TO DO: Can you output the records below exactly as they are written?

:: INPUT RECORDS ::

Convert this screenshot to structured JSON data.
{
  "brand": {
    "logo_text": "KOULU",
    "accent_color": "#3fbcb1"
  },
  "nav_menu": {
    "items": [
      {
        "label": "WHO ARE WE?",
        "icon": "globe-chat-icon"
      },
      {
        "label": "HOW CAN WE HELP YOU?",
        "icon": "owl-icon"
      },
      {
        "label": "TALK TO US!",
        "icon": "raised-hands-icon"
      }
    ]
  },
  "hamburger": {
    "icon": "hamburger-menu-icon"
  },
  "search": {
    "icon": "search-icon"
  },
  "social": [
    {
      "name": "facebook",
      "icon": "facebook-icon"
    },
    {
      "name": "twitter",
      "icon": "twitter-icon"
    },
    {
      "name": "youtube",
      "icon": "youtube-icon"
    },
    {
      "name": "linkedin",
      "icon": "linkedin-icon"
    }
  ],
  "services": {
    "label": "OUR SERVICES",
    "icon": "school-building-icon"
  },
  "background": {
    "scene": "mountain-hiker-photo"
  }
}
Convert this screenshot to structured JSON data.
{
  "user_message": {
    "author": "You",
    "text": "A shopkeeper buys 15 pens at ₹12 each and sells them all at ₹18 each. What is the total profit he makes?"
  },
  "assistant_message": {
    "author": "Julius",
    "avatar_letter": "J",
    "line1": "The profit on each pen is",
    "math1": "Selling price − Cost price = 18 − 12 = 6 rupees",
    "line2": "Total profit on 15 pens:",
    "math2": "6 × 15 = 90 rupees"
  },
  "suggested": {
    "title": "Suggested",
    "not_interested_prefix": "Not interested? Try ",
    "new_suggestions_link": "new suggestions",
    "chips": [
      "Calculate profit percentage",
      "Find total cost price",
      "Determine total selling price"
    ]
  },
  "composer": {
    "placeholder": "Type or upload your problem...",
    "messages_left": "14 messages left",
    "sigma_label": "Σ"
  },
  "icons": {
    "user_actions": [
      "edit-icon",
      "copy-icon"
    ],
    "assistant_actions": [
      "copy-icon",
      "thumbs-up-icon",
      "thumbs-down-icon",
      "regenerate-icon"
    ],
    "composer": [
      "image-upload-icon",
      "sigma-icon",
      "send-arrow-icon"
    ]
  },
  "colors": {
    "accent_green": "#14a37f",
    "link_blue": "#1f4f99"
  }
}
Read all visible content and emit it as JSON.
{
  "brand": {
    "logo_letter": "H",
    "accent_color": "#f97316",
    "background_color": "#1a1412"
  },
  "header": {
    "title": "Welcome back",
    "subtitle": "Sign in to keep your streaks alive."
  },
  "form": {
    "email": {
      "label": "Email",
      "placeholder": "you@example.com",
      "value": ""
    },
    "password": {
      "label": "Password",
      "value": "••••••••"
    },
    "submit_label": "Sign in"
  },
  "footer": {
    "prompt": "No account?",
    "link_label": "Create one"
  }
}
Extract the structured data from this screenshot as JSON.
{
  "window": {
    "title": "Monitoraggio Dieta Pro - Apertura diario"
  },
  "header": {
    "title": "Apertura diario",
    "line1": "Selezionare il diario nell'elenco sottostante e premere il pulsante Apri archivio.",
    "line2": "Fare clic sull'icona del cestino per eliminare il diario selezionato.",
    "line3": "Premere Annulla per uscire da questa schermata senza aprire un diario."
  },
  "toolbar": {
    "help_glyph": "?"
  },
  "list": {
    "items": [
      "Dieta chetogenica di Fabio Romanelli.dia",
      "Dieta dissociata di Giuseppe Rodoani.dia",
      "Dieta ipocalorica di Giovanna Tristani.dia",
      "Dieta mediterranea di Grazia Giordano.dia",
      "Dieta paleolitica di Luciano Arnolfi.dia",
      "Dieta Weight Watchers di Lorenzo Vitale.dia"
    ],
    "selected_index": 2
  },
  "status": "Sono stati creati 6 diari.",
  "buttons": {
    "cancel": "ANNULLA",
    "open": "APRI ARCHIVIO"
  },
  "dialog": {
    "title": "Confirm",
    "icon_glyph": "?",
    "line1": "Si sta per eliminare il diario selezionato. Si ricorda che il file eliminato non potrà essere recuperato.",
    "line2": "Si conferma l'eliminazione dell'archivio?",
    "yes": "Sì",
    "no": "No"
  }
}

:::

FINAL RESULT:
Convert this screenshot to structured JSON data.
{
  "brand": {
    "logo_text": "KOULU",
    "accent_color": "#3fbcb1"
  },
  "nav_menu": {
    "items": [
      {
        "label": "WHO ARE WE?",
        "icon": "globe-chat-icon"
      },
      {
        "label": "HOW CAN WE HELP YOU?",
        "icon": "owl-icon"
      },
      {
        "label": "TALK TO US!",
        "icon": "raised-hands-icon"
      }
    ]
  },
  "hamburger": {
    "icon": "hamburger-menu-icon"
  },
  "search": {
    "icon": "search-icon"
  },
  "social": [
    {
      "name": "facebook",
      "icon": "facebook-icon"
    },
    {
      "name": "twitter",
      "icon": "twitter-icon"
    },
    {
      "name": "youtube",
      "icon": "youtube-icon"
    },
    {
      "name": "linkedin",
      "icon": "linkedin-icon"
    }
  ],
  "services": {
    "label": "OUR SERVICES",
    "icon": "school-building-icon"
  },
  "background": {
    "scene": "mountain-hiker-photo"
  }
}
Convert this screenshot to structured JSON data.
{
  "user_message": {
    "author": "You",
    "text": "A shopkeeper buys 15 pens at ₹12 each and sells them all at ₹18 each. What is the total profit he makes?"
  },
  "assistant_message": {
    "author": "Julius",
    "avatar_letter": "J",
    "line1": "The profit on each pen is",
    "math1": "Selling price − Cost price = 18 − 12 = 6 rupees",
    "line2": "Total profit on 15 pens:",
    "math2": "6 × 15 = 90 rupees"
  },
  "suggested": {
    "title": "Suggested",
    "not_interested_prefix": "Not interested? Try ",
    "new_suggestions_link": "new suggestions",
    "chips": [
      "Calculate profit percentage",
      "Find total cost price",
      "Determine total selling price"
    ]
  },
  "composer": {
    "placeholder": "Type or upload your problem...",
    "messages_left": "14 messages left",
    "sigma_label": "Σ"
  },
  "icons": {
    "user_actions": [
      "edit-icon",
      "copy-icon"
    ],
    "assistant_actions": [
      "copy-icon",
      "thumbs-up-icon",
      "thumbs-down-icon",
      "regenerate-icon"
    ],
    "composer": [
      "image-upload-icon",
      "sigma-icon",
      "send-arrow-icon"
    ]
  },
  "colors": {
    "accent_green": "#14a37f",
    "link_blue": "#1f4f99"
  }
}
Read all visible content and emit it as JSON.
{
  "brand": {
    "logo_letter": "H",
    "accent_color": "#f97316",
    "background_color": "#1a1412"
  },
  "header": {
    "title": "Welcome back",
    "subtitle": "Sign in to keep your streaks alive."
  },
  "form": {
    "email": {
      "label": "Email",
      "placeholder": "you@example.com",
      "value": ""
    },
    "password": {
      "label": "Password",
      "value": "••••••••"
    },
    "submit_label": "Sign in"
  },
  "footer": {
    "prompt": "No account?",
    "link_label": "Create one"
  }
}
Extract the structured data from this screenshot as JSON.
{
  "window": {
    "title": "Monitoraggio Dieta Pro - Apertura diario"
  },
  "header": {
    "title": "Apertura diario",
    "line1": "Selezionare il diario nell'elenco sottostante e premere il pulsante Apri archivio.",
    "line2": "Fare clic sull'icona del cestino per eliminare il diario selezionato.",
    "line3": "Premere Annulla per uscire da questa schermata senza aprire un diario."
  },
  "toolbar": {
    "help_glyph": "?"
  },
  "list": {
    "items": [
      "Dieta chetogenica di Fabio Romanelli.dia",
      "Dieta dissociata di Giuseppe Rodoani.dia",
      "Dieta ipocalorica di Giovanna Tristani.dia",
      "Dieta mediterranea di Grazia Giordano.dia",
      "Dieta paleolitica di Luciano Arnolfi.dia",
      "Dieta Weight Watchers di Lorenzo Vitale.dia"
    ],
    "selected_index": 2
  },
  "status": "Sono stati creati 6 diari.",
  "buttons": {
    "cancel": "ANNULLA",
    "open": "APRI ARCHIVIO"
  },
  "dialog": {
    "title": "Confirm",
    "icon_glyph": "?",
    "line1": "Si sta per eliminare il diario selezionato. Si ricorda che il file eliminato non potrà essere recuperato.",
    "line2": "Si conferma l'eliminazione dell'archivio?",
    "yes": "Sì",
    "no": "No"
  }
}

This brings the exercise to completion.